What is being asked: Copy out all the data, word for word.

Records to use:
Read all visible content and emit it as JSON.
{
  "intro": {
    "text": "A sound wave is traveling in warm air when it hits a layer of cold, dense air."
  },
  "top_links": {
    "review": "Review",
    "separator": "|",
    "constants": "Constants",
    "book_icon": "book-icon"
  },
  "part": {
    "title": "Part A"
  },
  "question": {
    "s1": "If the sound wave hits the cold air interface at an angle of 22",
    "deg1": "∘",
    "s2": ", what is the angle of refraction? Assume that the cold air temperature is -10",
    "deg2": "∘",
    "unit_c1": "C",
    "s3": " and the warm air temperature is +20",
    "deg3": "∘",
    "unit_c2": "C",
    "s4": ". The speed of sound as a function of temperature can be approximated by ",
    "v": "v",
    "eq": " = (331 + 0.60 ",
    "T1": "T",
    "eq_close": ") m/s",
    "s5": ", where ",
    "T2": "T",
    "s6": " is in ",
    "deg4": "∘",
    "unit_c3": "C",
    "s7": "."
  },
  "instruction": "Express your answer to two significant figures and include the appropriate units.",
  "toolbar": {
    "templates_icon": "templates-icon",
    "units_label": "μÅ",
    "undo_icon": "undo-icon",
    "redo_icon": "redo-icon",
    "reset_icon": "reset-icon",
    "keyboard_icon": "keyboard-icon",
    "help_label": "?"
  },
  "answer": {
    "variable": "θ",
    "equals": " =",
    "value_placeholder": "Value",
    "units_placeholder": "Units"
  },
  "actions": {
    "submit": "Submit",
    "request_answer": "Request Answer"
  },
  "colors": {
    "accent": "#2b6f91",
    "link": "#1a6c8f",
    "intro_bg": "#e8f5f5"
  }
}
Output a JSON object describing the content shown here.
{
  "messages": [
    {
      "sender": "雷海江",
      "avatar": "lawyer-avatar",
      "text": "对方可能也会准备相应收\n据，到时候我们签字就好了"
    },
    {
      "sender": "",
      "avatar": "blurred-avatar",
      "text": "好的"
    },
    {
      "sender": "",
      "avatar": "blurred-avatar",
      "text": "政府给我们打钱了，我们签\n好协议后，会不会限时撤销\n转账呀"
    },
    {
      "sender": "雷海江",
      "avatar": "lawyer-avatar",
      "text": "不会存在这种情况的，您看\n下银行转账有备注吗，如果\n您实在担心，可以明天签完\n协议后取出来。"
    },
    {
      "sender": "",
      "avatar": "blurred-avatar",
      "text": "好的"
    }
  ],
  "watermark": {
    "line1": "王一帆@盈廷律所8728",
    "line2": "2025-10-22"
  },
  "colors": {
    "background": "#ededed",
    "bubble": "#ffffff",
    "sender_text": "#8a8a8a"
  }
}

Response:
Read all visible content and emit it as JSON.
{
  "intro": {
    "text": "A sound wave is traveling in warm air when it hits a layer of cold, dense air."
  },
  "top_links": {
    "review": "Review",
    "separator": "|",
    "constants": "Constants",
    "book_icon": "book-icon"
  },
  "part": {
    "title": "Part A"
  },
  "question": {
    "s1": "If the sound wave hits the cold air interface at an angle of 22",
    "deg1": "∘",
    "s2": ", what is the angle of refraction? Assume that the cold air temperature is -10",
    "deg2": "∘",
    "unit_c1": "C",
    "s3": " and the warm air temperature is +20",
    "deg3": "∘",
    "unit_c2": "C",
    "s4": ". The speed of sound as a function of temperature can be approximated by ",
    "v": "v",
    "eq": " = (331 + 0.60 ",
    "T1": "T",
    "eq_close": ") m/s",
    "s5": ", where ",
    "T2": "T",
    "s6": " is in ",
    "deg4": "∘",
    "unit_c3": "C",
    "s7": "."
  },
  "instruction": "Express your answer to two significant figures and include the appropriate units.",
  "toolbar": {
    "templates_icon": "templates-icon",
    "units_label": "μÅ",
    "undo_icon": "undo-icon",
    "redo_icon": "redo-icon",
    "reset_icon": "reset-icon",
    "keyboard_icon": "keyboard-icon",
    "help_label": "?"
  },
  "answer": {
    "variable": "θ",
    "equals": " =",
    "value_placeholder": "Value",
    "units_placeholder": "Units"
  },
  "actions": {
    "submit": "Submit",
    "request_answer": "Request Answer"
  },
  "colors": {
    "accent": "#2b6f91",
    "link": "#1a6c8f",
    "intro_bg": "#e8f5f5"
  }
}
Output a JSON object describing the content shown here.
{
  "messages": [
    {
      "sender": "雷海江",
      "avatar": "lawyer-avatar",
      "text": "对方可能也会准备相应收\n据，到时候我们签字就好了"
    },
    {
      "sender": "",
      "avatar": "blurred-avatar",
      "text": "好的"
    },
    {
      "sender": "",
      "avatar": "blurred-avatar",
      "text": "政府给我们打钱了，我们签\n好协议后，会不会限时撤销\n转账呀"
    },
    {
      "sender": "雷海江",
      "avatar": "lawyer-avatar",
      "text": "不会存在这种情况的，您看\n下银行转账有备注吗，如果\n您实在担心，可以明天签完\n协议后取出来。"
    },
    {
      "sender": "",
      "avatar": "blurred-avatar",
      "text": "好的"
    }
  ],
  "watermark": {
    "line1": "王一帆@盈廷律所8728",
    "line2": "2025-10-22"
  },
  "colors": {
    "background": "#ededed",
    "bubble": "#ffffff",
    "sender_text": "#8a8a8a"
  }
}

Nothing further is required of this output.